Set task = Transcribe the listing exactly, leaving out every picture.

Data lines =
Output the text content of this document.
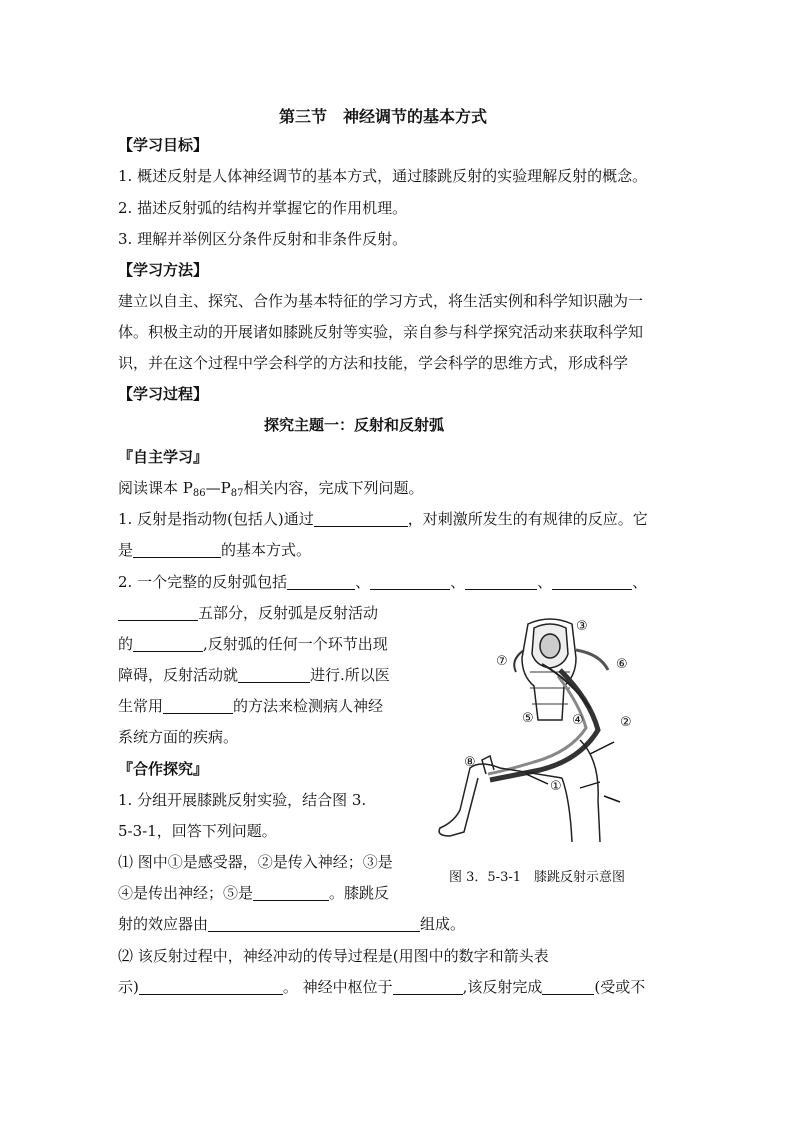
第三节　神经调节的基本方式
【学习目标】
1. 概述反射是人体神经调节的基本方式，通过膝跳反射的实验理解反射的概念。
2. 描述反射弧的结构并掌握它的作用机理。
3. 理解并举例区分条件反射和非条件反射。
【学习方法】
建立以自主、探究、合作为基本特征的学习方式，将生活实例和科学知识融为一
体。积极主动的开展诸如膝跳反射等实验，亲自参与科学探究活动来获取科学知
识，并在这个过程中学会科学的方法和技能，学会科学的思维方式，形成科学
【学习过程】
探究主题一：反射和反射弧
『自主学习』
阅读课本 $P_{86}—P_{87}$相关内容，完成下列问题。
1. 反射是指动物(包括人)通过	，对刺激所发生的有规律的反应。它
是	的基本方式。
2. 一个完整的反射弧包括	、	、	、	、
五部分，反射弧是反射活动
的	,反射弧的任何一个环节出现
障碍，反射活动就	进行.所以医
生常用	的方法来检测病人神经
系统方面的疾病。
『合作探究』
1. 分组开展膝跳反射实验，结合图 3.
5-3-1，回答下列问题。
⑴ 图中①是感受器，②是传入神经；③是
④是传出神经；⑤是	。膝跳反
射的效应器由	组成。
⑵ 该反射过程中，神经冲动的传导过程是(用图中的数字和箭头表
示)	。 神经中枢位于	,该反射完成	(受或不
③
⑦	⑥
⑤	④	②
⑧
①
图 3．5-3-1　膝跳反射示意图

Response to this task =
Output the text content of this document.
第三节　神经调节的基本方式
【学习目标】
1. 概述反射是人体神经调节的基本方式，通过膝跳反射的实验理解反射的概念。
2. 描述反射弧的结构并掌握它的作用机理。
3. 理解并举例区分条件反射和非条件反射。
【学习方法】
建立以自主、探究、合作为基本特征的学习方式，将生活实例和科学知识融为一
体。积极主动的开展诸如膝跳反射等实验，亲自参与科学探究活动来获取科学知
识，并在这个过程中学会科学的方法和技能，学会科学的思维方式，形成科学
【学习过程】
探究主题一：反射和反射弧
『自主学习』
阅读课本 $P_{86}—P_{87}$相关内容，完成下列问题。
1. 反射是指动物(包括人)通过	，对刺激所发生的有规律的反应。它
是	的基本方式。
2. 一个完整的反射弧包括	、	、	、	、
五部分，反射弧是反射活动
的	,反射弧的任何一个环节出现
障碍，反射活动就	进行.所以医
生常用	的方法来检测病人神经
系统方面的疾病。
『合作探究』
1. 分组开展膝跳反射实验，结合图 3.
5-3-1，回答下列问题。
⑴ 图中①是感受器，②是传入神经；③是
④是传出神经；⑤是	。膝跳反
射的效应器由	组成。
⑵ 该反射过程中，神经冲动的传导过程是(用图中的数字和箭头表
示)	。 神经中枢位于	,该反射完成	(受或不
③
⑦	⑥
⑤	④	②
⑧
①
图 3．5-3-1　膝跳反射示意图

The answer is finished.